> [TASK INPUTS]:
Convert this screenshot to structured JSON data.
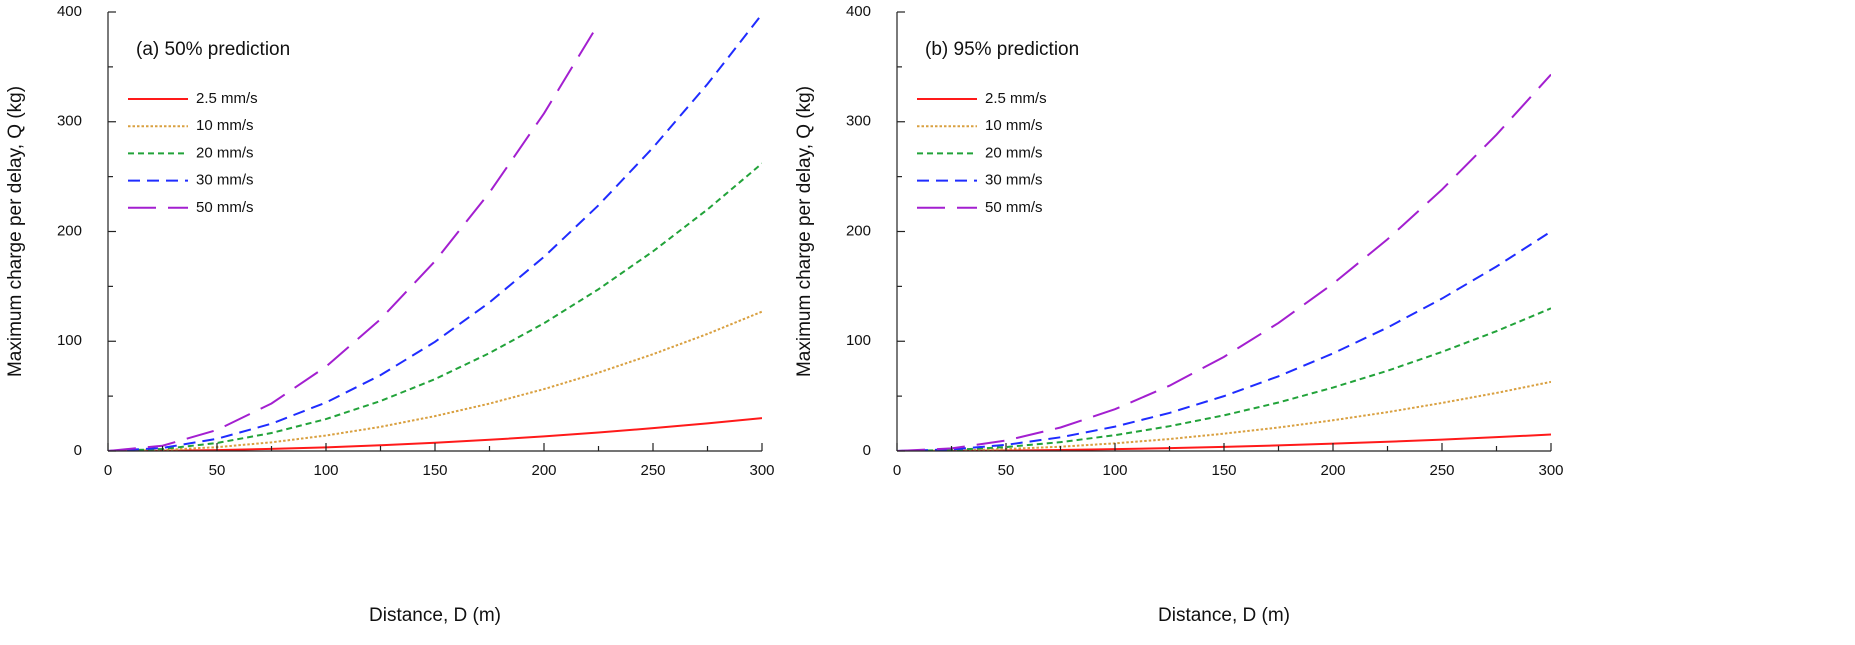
{
  "chart_data": [
    {
      "type": "line",
      "annotation": "(a) 50% prediction",
      "xlabel": "Distance, D (m)",
      "ylabel": "Maximum charge per delay, Q (kg)",
      "x": [
        0,
        25,
        50,
        75,
        100,
        125,
        150,
        175,
        200,
        225,
        250,
        275,
        300
      ],
      "xlim": [
        0,
        300
      ],
      "xticks": [
        0,
        50,
        100,
        150,
        200,
        250,
        300
      ],
      "ylim": [
        0,
        400
      ],
      "yticks": [
        0,
        100,
        200,
        300,
        400
      ],
      "series": [
        {
          "name": "2.5 mm/s",
          "color": "#ff1a1a",
          "values": [
            0,
            0.2,
            0.8,
            1.9,
            3.3,
            5.2,
            7.5,
            10.2,
            13.3,
            16.9,
            20.8,
            25.2,
            30
          ]
        },
        {
          "name": "10 mm/s",
          "color": "#d9a040",
          "values": [
            0,
            0.9,
            3.5,
            7.9,
            14.1,
            22.0,
            31.8,
            43.2,
            56.4,
            71.4,
            88.2,
            106.7,
            127
          ]
        },
        {
          "name": "20 mm/s",
          "color": "#22a33a",
          "values": [
            0,
            1.8,
            7.3,
            16.4,
            29.1,
            45.5,
            65.5,
            89.2,
            116.4,
            147.4,
            181.9,
            220.1,
            262
          ]
        },
        {
          "name": "30 mm/s",
          "color": "#1f2cff",
          "values": [
            0,
            2.8,
            11.1,
            24.9,
            44.2,
            69.1,
            99.5,
            135.4,
            176.9,
            223.9,
            276.4,
            334.4,
            398
          ]
        },
        {
          "name": "50 mm/s",
          "color": "#a31fd0",
          "values": [
            0,
            4.8,
            19.2,
            43.3,
            76.9,
            120.1,
            173,
            235.5,
            307.6,
            389.3,
            null,
            null,
            null
          ]
        }
      ]
    },
    {
      "type": "line",
      "annotation": "(b) 95% prediction",
      "xlabel": "Distance, D (m)",
      "ylabel": "Maximum charge per delay, Q (kg)",
      "x": [
        0,
        25,
        50,
        75,
        100,
        125,
        150,
        175,
        200,
        225,
        250,
        275,
        300
      ],
      "xlim": [
        0,
        300
      ],
      "xticks": [
        0,
        50,
        100,
        150,
        200,
        250,
        300
      ],
      "ylim": [
        0,
        400
      ],
      "yticks": [
        0,
        100,
        200,
        300,
        400
      ],
      "series": [
        {
          "name": "2.5 mm/s",
          "color": "#ff1a1a",
          "values": [
            0,
            0.1,
            0.4,
            0.9,
            1.7,
            2.6,
            3.8,
            5.1,
            6.7,
            8.4,
            10.4,
            12.6,
            15
          ]
        },
        {
          "name": "10 mm/s",
          "color": "#d9a040",
          "values": [
            0,
            0.4,
            1.8,
            3.9,
            7.0,
            10.9,
            15.8,
            21.4,
            28,
            35.4,
            43.8,
            52.9,
            63
          ]
        },
        {
          "name": "20 mm/s",
          "color": "#22a33a",
          "values": [
            0,
            0.9,
            3.6,
            8.1,
            14.4,
            22.6,
            32.5,
            44.2,
            57.8,
            73.1,
            90.3,
            109.2,
            130
          ]
        },
        {
          "name": "30 mm/s",
          "color": "#1f2cff",
          "values": [
            0,
            1.4,
            5.6,
            12.5,
            22.2,
            34.7,
            50,
            68.1,
            88.9,
            112.5,
            138.9,
            168.1,
            200
          ]
        },
        {
          "name": "50 mm/s",
          "color": "#a31fd0",
          "values": [
            0,
            2.4,
            9.5,
            21.4,
            38.1,
            59.5,
            85.8,
            116.7,
            152.4,
            192.9,
            238.2,
            288.2,
            343
          ]
        }
      ]
    }
  ]
}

> [STATED EXERCISE]: Leaving the pictures aside, transcribe the entire listing exactly.

> [FULL SOLUTION]:
Convert this screenshot to structured JSON data.
{
  "chart_data": [
    {
      "type": "line",
      "annotation": "(a) 50% prediction",
      "xlabel": "Distance, D (m)",
      "ylabel": "Maximum charge per delay, Q (kg)",
      "x": [
        0,
        25,
        50,
        75,
        100,
        125,
        150,
        175,
        200,
        225,
        250,
        275,
        300
      ],
      "xlim": [
        0,
        300
      ],
      "xticks": [
        0,
        50,
        100,
        150,
        200,
        250,
        300
      ],
      "ylim": [
        0,
        400
      ],
      "yticks": [
        0,
        100,
        200,
        300,
        400
      ],
      "series": [
        {
          "name": "2.5 mm/s",
          "color": "#ff1a1a",
          "values": [
            0,
            0.2,
            0.8,
            1.9,
            3.3,
            5.2,
            7.5,
            10.2,
            13.3,
            16.9,
            20.8,
            25.2,
            30
          ]
        },
        {
          "name": "10 mm/s",
          "color": "#d9a040",
          "values": [
            0,
            0.9,
            3.5,
            7.9,
            14.1,
            22.0,
            31.8,
            43.2,
            56.4,
            71.4,
            88.2,
            106.7,
            127
          ]
        },
        {
          "name": "20 mm/s",
          "color": "#22a33a",
          "values": [
            0,
            1.8,
            7.3,
            16.4,
            29.1,
            45.5,
            65.5,
            89.2,
            116.4,
            147.4,
            181.9,
            220.1,
            262
          ]
        },
        {
          "name": "30 mm/s",
          "color": "#1f2cff",
          "values": [
            0,
            2.8,
            11.1,
            24.9,
            44.2,
            69.1,
            99.5,
            135.4,
            176.9,
            223.9,
            276.4,
            334.4,
            398
          ]
        },
        {
          "name": "50 mm/s",
          "color": "#a31fd0",
          "values": [
            0,
            4.8,
            19.2,
            43.3,
            76.9,
            120.1,
            173,
            235.5,
            307.6,
            389.3,
            null,
            null,
            null
          ]
        }
      ]
    },
    {
      "type": "line",
      "annotation": "(b) 95% prediction",
      "xlabel": "Distance, D (m)",
      "ylabel": "Maximum charge per delay, Q (kg)",
      "x": [
        0,
        25,
        50,
        75,
        100,
        125,
        150,
        175,
        200,
        225,
        250,
        275,
        300
      ],
      "xlim": [
        0,
        300
      ],
      "xticks": [
        0,
        50,
        100,
        150,
        200,
        250,
        300
      ],
      "ylim": [
        0,
        400
      ],
      "yticks": [
        0,
        100,
        200,
        300,
        400
      ],
      "series": [
        {
          "name": "2.5 mm/s",
          "color": "#ff1a1a",
          "values": [
            0,
            0.1,
            0.4,
            0.9,
            1.7,
            2.6,
            3.8,
            5.1,
            6.7,
            8.4,
            10.4,
            12.6,
            15
          ]
        },
        {
          "name": "10 mm/s",
          "color": "#d9a040",
          "values": [
            0,
            0.4,
            1.8,
            3.9,
            7.0,
            10.9,
            15.8,
            21.4,
            28,
            35.4,
            43.8,
            52.9,
            63
          ]
        },
        {
          "name": "20 mm/s",
          "color": "#22a33a",
          "values": [
            0,
            0.9,
            3.6,
            8.1,
            14.4,
            22.6,
            32.5,
            44.2,
            57.8,
            73.1,
            90.3,
            109.2,
            130
          ]
        },
        {
          "name": "30 mm/s",
          "color": "#1f2cff",
          "values": [
            0,
            1.4,
            5.6,
            12.5,
            22.2,
            34.7,
            50,
            68.1,
            88.9,
            112.5,
            138.9,
            168.1,
            200
          ]
        },
        {
          "name": "50 mm/s",
          "color": "#a31fd0",
          "values": [
            0,
            2.4,
            9.5,
            21.4,
            38.1,
            59.5,
            85.8,
            116.7,
            152.4,
            192.9,
            238.2,
            288.2,
            343
          ]
        }
      ]
    }
  ]
}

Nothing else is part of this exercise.